>> begin RECORD SET

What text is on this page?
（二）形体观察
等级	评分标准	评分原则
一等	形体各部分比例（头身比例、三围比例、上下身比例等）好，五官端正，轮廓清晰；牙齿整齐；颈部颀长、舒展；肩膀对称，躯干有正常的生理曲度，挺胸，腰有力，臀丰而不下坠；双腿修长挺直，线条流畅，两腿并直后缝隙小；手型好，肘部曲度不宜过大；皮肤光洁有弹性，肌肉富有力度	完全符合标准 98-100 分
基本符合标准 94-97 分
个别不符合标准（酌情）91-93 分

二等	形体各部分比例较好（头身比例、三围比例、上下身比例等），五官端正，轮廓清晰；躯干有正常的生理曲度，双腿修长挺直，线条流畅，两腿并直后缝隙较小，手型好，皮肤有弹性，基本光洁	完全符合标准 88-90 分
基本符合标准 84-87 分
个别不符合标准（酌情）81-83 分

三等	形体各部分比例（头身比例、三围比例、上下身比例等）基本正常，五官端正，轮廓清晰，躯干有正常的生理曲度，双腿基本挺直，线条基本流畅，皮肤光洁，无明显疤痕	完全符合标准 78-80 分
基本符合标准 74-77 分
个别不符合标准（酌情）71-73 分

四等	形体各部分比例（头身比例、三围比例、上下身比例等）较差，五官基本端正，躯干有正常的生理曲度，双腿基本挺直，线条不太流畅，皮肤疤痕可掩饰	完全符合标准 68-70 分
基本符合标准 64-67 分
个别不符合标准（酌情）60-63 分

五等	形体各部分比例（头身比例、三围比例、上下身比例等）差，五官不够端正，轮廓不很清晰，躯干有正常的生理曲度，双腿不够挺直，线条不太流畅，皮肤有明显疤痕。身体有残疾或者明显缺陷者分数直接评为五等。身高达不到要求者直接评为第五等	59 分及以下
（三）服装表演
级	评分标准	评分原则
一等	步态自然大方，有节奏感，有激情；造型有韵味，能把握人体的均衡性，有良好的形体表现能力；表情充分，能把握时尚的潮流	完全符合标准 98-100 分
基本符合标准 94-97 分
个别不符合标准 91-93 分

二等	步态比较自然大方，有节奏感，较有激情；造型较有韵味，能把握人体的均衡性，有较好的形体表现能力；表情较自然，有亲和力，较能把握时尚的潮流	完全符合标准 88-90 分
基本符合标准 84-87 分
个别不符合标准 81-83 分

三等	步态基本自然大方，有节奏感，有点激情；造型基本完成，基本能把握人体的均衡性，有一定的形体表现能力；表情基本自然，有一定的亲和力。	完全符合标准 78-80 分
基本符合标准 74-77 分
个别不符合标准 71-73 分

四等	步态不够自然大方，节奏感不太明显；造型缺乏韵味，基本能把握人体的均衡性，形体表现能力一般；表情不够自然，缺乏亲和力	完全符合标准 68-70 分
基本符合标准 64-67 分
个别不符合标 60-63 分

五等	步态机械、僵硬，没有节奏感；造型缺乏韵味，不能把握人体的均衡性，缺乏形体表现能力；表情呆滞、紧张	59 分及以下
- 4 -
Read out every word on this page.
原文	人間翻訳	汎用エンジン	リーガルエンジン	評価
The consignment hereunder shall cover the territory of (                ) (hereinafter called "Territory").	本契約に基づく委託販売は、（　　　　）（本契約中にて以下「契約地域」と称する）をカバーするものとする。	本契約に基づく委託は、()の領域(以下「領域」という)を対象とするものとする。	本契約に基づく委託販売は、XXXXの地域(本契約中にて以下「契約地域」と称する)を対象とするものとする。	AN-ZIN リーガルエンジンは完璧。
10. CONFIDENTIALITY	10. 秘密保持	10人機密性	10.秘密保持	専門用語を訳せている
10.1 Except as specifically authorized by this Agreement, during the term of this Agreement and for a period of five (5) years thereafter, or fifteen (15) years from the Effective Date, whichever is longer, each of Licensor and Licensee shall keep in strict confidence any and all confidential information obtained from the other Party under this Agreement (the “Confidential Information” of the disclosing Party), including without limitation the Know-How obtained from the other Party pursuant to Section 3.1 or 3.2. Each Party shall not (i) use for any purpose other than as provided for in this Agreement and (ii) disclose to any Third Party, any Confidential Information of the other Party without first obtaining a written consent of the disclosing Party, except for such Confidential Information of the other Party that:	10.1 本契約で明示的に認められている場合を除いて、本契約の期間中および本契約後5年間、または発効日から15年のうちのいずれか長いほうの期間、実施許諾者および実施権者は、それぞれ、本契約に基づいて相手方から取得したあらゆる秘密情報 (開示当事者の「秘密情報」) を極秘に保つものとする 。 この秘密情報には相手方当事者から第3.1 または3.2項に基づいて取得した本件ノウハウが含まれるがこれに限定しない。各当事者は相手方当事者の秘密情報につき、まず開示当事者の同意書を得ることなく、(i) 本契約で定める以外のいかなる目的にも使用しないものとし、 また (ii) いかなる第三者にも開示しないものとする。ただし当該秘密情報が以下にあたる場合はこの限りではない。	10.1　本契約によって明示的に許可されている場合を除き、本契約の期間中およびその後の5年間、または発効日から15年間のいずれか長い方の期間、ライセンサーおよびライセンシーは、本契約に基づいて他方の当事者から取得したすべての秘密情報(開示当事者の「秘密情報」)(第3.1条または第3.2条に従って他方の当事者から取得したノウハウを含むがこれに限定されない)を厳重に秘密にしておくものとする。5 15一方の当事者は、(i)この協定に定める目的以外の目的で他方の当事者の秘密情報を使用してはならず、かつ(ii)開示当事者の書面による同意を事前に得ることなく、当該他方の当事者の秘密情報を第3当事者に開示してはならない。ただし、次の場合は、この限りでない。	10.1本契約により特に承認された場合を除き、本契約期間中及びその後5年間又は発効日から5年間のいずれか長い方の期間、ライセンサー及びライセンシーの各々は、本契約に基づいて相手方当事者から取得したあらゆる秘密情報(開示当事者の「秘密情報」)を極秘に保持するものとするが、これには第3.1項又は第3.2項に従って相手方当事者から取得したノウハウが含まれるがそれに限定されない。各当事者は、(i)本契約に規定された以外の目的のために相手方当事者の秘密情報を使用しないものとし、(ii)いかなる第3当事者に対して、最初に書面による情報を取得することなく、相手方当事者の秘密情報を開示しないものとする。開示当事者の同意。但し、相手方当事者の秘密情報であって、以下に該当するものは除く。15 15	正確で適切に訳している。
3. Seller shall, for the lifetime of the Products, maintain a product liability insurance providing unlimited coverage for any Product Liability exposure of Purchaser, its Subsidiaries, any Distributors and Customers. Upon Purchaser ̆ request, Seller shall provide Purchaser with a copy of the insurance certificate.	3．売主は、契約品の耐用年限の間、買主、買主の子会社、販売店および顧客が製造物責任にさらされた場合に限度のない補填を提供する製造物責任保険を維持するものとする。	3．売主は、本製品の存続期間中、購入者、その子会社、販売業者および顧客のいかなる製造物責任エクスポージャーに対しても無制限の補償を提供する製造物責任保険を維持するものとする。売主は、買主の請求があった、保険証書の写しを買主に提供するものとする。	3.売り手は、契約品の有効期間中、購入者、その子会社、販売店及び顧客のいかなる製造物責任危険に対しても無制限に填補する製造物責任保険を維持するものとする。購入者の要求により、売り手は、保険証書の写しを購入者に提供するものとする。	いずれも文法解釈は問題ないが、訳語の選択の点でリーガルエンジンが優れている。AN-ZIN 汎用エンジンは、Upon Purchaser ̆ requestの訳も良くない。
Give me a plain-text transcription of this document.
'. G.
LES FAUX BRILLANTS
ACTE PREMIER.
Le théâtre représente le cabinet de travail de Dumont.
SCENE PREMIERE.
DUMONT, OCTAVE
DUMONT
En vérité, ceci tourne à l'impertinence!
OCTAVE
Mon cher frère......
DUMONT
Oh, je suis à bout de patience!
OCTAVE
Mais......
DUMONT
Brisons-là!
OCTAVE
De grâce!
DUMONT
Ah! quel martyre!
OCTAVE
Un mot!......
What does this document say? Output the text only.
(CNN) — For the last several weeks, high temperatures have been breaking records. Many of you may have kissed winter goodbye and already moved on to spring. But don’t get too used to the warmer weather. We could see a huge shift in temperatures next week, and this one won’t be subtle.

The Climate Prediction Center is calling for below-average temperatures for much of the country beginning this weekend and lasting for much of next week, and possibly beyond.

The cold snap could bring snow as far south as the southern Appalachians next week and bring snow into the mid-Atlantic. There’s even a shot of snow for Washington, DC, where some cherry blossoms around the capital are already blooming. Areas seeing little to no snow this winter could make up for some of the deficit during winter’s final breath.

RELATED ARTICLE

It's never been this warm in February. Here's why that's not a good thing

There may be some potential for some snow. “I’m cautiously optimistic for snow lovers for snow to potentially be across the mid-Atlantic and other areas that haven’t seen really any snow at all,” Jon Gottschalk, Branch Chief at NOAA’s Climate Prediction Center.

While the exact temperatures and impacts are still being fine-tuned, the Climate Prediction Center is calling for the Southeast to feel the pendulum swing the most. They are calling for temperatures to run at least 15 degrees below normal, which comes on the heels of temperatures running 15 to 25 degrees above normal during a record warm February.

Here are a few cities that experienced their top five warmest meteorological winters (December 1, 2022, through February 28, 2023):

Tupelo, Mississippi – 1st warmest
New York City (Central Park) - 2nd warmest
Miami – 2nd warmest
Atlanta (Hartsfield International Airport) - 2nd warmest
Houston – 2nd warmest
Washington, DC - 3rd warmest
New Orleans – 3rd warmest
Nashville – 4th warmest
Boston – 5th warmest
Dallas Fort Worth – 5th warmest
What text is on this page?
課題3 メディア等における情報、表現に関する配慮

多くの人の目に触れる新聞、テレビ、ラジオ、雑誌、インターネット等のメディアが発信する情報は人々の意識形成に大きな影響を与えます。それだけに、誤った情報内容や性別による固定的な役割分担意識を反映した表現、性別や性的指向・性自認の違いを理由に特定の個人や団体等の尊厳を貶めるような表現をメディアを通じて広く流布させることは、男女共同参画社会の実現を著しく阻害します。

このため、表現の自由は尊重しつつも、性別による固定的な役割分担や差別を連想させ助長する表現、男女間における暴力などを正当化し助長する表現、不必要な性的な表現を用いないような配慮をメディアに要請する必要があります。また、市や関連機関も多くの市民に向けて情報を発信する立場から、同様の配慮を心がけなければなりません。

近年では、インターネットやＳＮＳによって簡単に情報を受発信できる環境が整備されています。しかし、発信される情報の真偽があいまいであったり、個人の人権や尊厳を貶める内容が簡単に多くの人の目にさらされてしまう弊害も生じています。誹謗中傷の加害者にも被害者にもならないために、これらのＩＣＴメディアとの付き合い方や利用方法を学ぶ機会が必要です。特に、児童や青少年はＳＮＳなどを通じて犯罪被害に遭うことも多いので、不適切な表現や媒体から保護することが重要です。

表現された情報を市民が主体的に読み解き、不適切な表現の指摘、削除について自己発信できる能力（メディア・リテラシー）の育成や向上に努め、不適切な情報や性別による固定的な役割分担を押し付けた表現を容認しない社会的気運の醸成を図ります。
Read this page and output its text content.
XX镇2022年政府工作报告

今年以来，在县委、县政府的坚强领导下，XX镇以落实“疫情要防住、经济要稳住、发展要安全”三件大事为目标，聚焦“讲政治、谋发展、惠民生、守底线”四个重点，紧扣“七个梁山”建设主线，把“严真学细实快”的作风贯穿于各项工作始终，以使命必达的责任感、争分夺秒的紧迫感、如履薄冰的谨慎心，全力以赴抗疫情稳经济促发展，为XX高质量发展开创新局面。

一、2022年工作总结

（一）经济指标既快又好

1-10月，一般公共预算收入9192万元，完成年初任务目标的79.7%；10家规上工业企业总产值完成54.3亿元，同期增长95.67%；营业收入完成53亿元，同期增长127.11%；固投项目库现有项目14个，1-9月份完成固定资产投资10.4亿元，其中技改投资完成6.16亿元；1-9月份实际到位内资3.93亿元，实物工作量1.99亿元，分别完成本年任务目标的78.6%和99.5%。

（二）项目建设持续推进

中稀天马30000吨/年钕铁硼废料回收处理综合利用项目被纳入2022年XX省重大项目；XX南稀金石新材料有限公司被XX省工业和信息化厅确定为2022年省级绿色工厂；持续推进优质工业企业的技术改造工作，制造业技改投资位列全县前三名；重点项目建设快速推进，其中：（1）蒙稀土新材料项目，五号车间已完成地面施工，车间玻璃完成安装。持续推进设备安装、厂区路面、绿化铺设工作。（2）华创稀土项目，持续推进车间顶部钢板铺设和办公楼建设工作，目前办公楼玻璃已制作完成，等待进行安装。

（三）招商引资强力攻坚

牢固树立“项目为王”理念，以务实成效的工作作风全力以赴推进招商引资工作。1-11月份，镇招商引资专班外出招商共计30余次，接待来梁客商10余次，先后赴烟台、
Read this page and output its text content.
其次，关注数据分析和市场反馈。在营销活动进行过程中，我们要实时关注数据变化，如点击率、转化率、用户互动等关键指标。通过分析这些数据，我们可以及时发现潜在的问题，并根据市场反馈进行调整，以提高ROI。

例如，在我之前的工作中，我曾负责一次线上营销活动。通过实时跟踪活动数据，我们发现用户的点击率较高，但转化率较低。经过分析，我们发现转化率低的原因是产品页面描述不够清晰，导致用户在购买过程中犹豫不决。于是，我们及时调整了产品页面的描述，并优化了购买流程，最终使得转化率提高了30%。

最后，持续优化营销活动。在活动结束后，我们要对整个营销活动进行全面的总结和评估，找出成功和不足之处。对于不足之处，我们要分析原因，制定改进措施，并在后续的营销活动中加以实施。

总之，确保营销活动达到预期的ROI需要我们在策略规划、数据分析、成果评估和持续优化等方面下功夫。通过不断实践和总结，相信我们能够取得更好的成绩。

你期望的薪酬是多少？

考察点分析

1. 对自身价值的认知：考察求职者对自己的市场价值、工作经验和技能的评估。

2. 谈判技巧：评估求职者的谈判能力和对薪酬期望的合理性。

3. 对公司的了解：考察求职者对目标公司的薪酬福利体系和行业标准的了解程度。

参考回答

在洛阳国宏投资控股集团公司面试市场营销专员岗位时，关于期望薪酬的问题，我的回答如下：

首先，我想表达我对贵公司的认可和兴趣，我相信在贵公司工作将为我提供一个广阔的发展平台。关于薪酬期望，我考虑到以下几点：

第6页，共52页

>> end RECORD SET

# DIRECTIONS FOR THIS TASK
Filter the data, keeping only the lines that contain "warmest".

# RESULT BELOW
Here are a few cities that experienced their top five warmest meteorological winters (December 1, 2022, through February 28, 2023):
Tupelo, Mississippi – 1st warmest
New York City (Central Park) - 2nd warmest
Miami – 2nd warmest
Atlanta (Hartsfield International Airport) - 2nd warmest
Houston – 2nd warmest
Washington, DC - 3rd warmest
New Orleans – 3rd warmest
Nashville – 4th warmest
Boston – 5th warmest
Dallas Fort Worth – 5th warmest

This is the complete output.